▶ **WHAT TO DO**:
Copy every entry exactly as given, minus the images.

Dataset rows about figures
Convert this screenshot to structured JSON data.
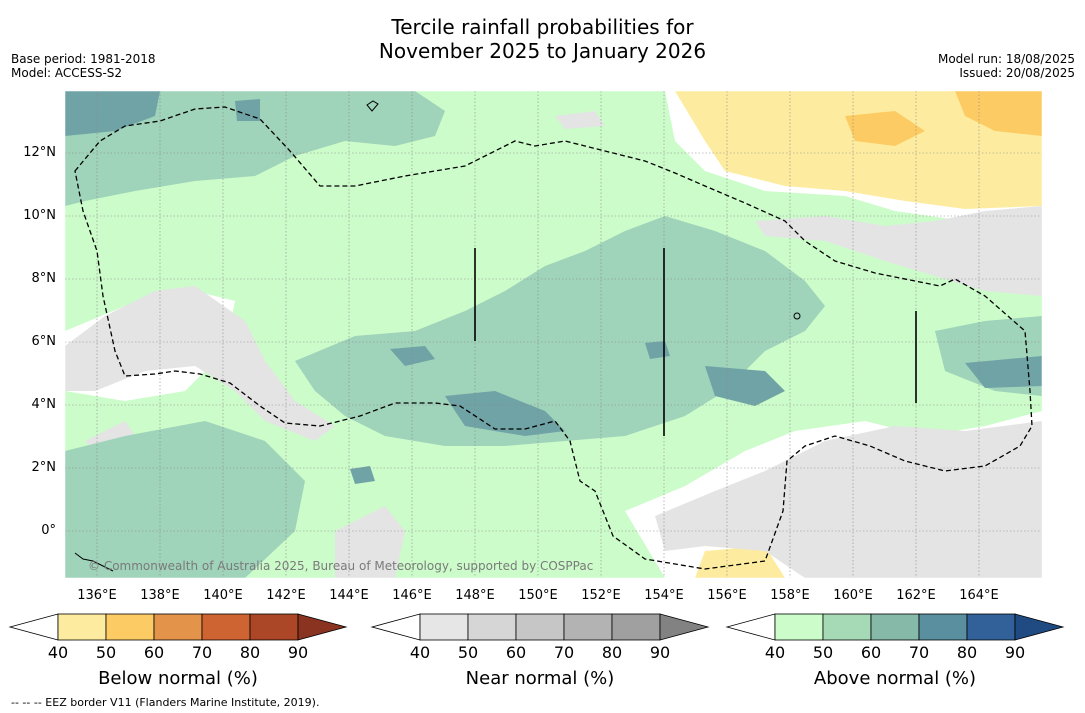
{
  "title_line1": "Tercile rainfall probabilities for",
  "title_line2": "November 2025 to January 2026",
  "meta_left": [
    "Base period: 1981-2018",
    "Model: ACCESS-S2"
  ],
  "meta_right": [
    "Model run: 18/08/2025",
    "Issued: 20/08/2025"
  ],
  "axes": {
    "lat_ticks": [
      "12°N",
      "10°N",
      "8°N",
      "6°N",
      "4°N",
      "2°N",
      "0°"
    ],
    "lon_ticks": [
      "136°E",
      "138°E",
      "140°E",
      "142°E",
      "144°E",
      "146°E",
      "148°E",
      "150°E",
      "152°E",
      "154°E",
      "156°E",
      "158°E",
      "160°E",
      "162°E",
      "164°E"
    ]
  },
  "copyright": "© Commonwealth of Australia 2025, Bureau of Meteorology, supported by COSPPac",
  "colorbars": [
    {
      "title": "Below normal (%)",
      "ticks": [
        "40",
        "50",
        "60",
        "70",
        "80",
        "90"
      ],
      "colors": [
        "#fdeca0",
        "#fdcb63",
        "#e3944a",
        "#cf6433",
        "#ab4726"
      ],
      "extend_color": "#8a3320"
    },
    {
      "title": "Near normal (%)",
      "ticks": [
        "40",
        "50",
        "60",
        "70",
        "80",
        "90"
      ],
      "colors": [
        "#e6e6e6",
        "#d6d6d6",
        "#c6c6c6",
        "#b3b3b3",
        "#a0a0a0"
      ],
      "extend_color": "#828282"
    },
    {
      "title": "Above normal (%)",
      "ticks": [
        "40",
        "50",
        "60",
        "70",
        "80",
        "90"
      ],
      "colors": [
        "#ccfcca",
        "#a6d9b6",
        "#86b9a7",
        "#5a8fa0",
        "#32619a"
      ],
      "extend_color": "#1f4a82"
    }
  ],
  "footer": "--  --  -- EEZ border V11 (Flanders Marine Institute, 2019).",
  "map_colors": {
    "above_40": "#ccfcca",
    "above_50": "#9fd3ba",
    "above_60": "#6fa3a6",
    "near_40": "#e4e4e4",
    "below_40": "#fdeca0",
    "below_50": "#fdcb63"
  }
}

▶ **FINAL RESULT**:
Convert this screenshot to structured JSON data.
{
  "title_line1": "Tercile rainfall probabilities for",
  "title_line2": "November 2025 to January 2026",
  "meta_left": [
    "Base period: 1981-2018",
    "Model: ACCESS-S2"
  ],
  "meta_right": [
    "Model run: 18/08/2025",
    "Issued: 20/08/2025"
  ],
  "axes": {
    "lat_ticks": [
      "12°N",
      "10°N",
      "8°N",
      "6°N",
      "4°N",
      "2°N",
      "0°"
    ],
    "lon_ticks": [
      "136°E",
      "138°E",
      "140°E",
      "142°E",
      "144°E",
      "146°E",
      "148°E",
      "150°E",
      "152°E",
      "154°E",
      "156°E",
      "158°E",
      "160°E",
      "162°E",
      "164°E"
    ]
  },
  "copyright": "© Commonwealth of Australia 2025, Bureau of Meteorology, supported by COSPPac",
  "colorbars": [
    {
      "title": "Below normal (%)",
      "ticks": [
        "40",
        "50",
        "60",
        "70",
        "80",
        "90"
      ],
      "colors": [
        "#fdeca0",
        "#fdcb63",
        "#e3944a",
        "#cf6433",
        "#ab4726"
      ],
      "extend_color": "#8a3320"
    },
    {
      "title": "Near normal (%)",
      "ticks": [
        "40",
        "50",
        "60",
        "70",
        "80",
        "90"
      ],
      "colors": [
        "#e6e6e6",
        "#d6d6d6",
        "#c6c6c6",
        "#b3b3b3",
        "#a0a0a0"
      ],
      "extend_color": "#828282"
    },
    {
      "title": "Above normal (%)",
      "ticks": [
        "40",
        "50",
        "60",
        "70",
        "80",
        "90"
      ],
      "colors": [
        "#ccfcca",
        "#a6d9b6",
        "#86b9a7",
        "#5a8fa0",
        "#32619a"
      ],
      "extend_color": "#1f4a82"
    }
  ],
  "footer": "--  --  -- EEZ border V11 (Flanders Marine Institute, 2019).",
  "map_colors": {
    "above_40": "#ccfcca",
    "above_50": "#9fd3ba",
    "above_60": "#6fa3a6",
    "near_40": "#e4e4e4",
    "below_40": "#fdeca0",
    "below_50": "#fdcb63"
  }
}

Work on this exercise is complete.